• What is asked:
Copy every line of the data exactly, leaving nothing out.

___

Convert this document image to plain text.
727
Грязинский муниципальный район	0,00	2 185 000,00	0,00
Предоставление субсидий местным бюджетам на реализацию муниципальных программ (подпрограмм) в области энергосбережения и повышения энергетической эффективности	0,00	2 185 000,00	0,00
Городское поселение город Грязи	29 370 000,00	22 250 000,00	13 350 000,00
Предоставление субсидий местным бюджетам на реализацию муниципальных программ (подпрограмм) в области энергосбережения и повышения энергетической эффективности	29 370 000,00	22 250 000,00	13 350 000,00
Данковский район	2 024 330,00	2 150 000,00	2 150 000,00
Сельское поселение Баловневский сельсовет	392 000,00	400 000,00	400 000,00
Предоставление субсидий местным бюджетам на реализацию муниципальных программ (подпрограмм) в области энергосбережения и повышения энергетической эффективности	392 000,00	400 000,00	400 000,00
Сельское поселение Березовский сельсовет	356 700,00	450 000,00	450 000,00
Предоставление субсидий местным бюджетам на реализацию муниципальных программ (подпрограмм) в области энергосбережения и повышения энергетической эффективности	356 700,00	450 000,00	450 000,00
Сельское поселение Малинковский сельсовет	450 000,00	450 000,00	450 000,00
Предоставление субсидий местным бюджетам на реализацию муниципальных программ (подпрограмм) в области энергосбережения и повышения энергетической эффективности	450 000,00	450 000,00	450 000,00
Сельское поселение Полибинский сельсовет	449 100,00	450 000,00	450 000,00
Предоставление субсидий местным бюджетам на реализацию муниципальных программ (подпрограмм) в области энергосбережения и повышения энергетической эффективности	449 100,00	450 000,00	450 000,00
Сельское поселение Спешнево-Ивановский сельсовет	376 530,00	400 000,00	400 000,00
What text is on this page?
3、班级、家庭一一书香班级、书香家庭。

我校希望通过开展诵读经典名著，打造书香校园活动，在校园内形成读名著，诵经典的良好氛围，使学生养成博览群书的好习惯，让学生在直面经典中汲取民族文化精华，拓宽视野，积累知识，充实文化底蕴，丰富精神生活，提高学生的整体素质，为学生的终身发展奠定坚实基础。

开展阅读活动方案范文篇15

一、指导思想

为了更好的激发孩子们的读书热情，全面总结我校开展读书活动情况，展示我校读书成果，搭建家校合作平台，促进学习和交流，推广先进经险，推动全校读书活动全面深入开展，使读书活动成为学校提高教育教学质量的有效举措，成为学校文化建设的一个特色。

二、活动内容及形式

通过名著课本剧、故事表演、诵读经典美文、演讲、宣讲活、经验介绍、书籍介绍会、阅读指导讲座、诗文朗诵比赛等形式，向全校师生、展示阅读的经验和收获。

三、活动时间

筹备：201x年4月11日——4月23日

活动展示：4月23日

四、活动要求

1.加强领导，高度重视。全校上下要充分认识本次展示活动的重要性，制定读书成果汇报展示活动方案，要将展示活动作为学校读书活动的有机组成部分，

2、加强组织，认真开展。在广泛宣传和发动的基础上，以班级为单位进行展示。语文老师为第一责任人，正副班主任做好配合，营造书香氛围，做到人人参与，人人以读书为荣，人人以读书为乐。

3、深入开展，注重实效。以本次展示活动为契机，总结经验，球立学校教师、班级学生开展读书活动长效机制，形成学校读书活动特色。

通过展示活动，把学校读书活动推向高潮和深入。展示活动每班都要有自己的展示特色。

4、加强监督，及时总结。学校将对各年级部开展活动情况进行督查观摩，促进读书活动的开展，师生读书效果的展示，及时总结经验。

___

• Task answer:
Convert this document image to plain text.
727
Грязинский муниципальный район	0,00	2 185 000,00	0,00
Предоставление субсидий местным бюджетам на реализацию муниципальных программ (подпрограмм) в области энергосбережения и повышения энергетической эффективности	0,00	2 185 000,00	0,00
Городское поселение город Грязи	29 370 000,00	22 250 000,00	13 350 000,00
Предоставление субсидий местным бюджетам на реализацию муниципальных программ (подпрограмм) в области энергосбережения и повышения энергетической эффективности	29 370 000,00	22 250 000,00	13 350 000,00
Данковский район	2 024 330,00	2 150 000,00	2 150 000,00
Сельское поселение Баловневский сельсовет	392 000,00	400 000,00	400 000,00
Предоставление субсидий местным бюджетам на реализацию муниципальных программ (подпрограмм) в области энергосбережения и повышения энергетической эффективности	392 000,00	400 000,00	400 000,00
Сельское поселение Березовский сельсовет	356 700,00	450 000,00	450 000,00
Предоставление субсидий местным бюджетам на реализацию муниципальных программ (подпрограмм) в области энергосбережения и повышения энергетической эффективности	356 700,00	450 000,00	450 000,00
Сельское поселение Малинковский сельсовет	450 000,00	450 000,00	450 000,00
Предоставление субсидий местным бюджетам на реализацию муниципальных программ (подпрограмм) в области энергосбережения и повышения энергетической эффективности	450 000,00	450 000,00	450 000,00
Сельское поселение Полибинский сельсовет	449 100,00	450 000,00	450 000,00
Предоставление субсидий местным бюджетам на реализацию муниципальных программ (подпрограмм) в области энергосбережения и повышения энергетической эффективности	449 100,00	450 000,00	450 000,00
Сельское поселение Спешнево-Ивановский сельсовет	376 530,00	400 000,00	400 000,00
What text is on this page?
3、班级、家庭一一书香班级、书香家庭。

我校希望通过开展诵读经典名著，打造书香校园活动，在校园内形成读名著，诵经典的良好氛围，使学生养成博览群书的好习惯，让学生在直面经典中汲取民族文化精华，拓宽视野，积累知识，充实文化底蕴，丰富精神生活，提高学生的整体素质，为学生的终身发展奠定坚实基础。

开展阅读活动方案范文篇15

一、指导思想

为了更好的激发孩子们的读书热情，全面总结我校开展读书活动情况，展示我校读书成果，搭建家校合作平台，促进学习和交流，推广先进经险，推动全校读书活动全面深入开展，使读书活动成为学校提高教育教学质量的有效举措，成为学校文化建设的一个特色。

二、活动内容及形式

通过名著课本剧、故事表演、诵读经典美文、演讲、宣讲活、经验介绍、书籍介绍会、阅读指导讲座、诗文朗诵比赛等形式，向全校师生、展示阅读的经验和收获。

三、活动时间

筹备：201x年4月11日——4月23日

活动展示：4月23日

四、活动要求

1.加强领导，高度重视。全校上下要充分认识本次展示活动的重要性，制定读书成果汇报展示活动方案，要将展示活动作为学校读书活动的有机组成部分，

2、加强组织，认真开展。在广泛宣传和发动的基础上，以班级为单位进行展示。语文老师为第一责任人，正副班主任做好配合，营造书香氛围，做到人人参与，人人以读书为荣，人人以读书为乐。

3、深入开展，注重实效。以本次展示活动为契机，总结经验，球立学校教师、班级学生开展读书活动长效机制，形成学校读书活动特色。

通过展示活动，把学校读书活动推向高潮和深入。展示活动每班都要有自己的展示特色。

4、加强监督，及时总结。学校将对各年级部开展活动情况进行督查观摩，促进读书活动的开展，师生读书效果的展示，及时总结经验。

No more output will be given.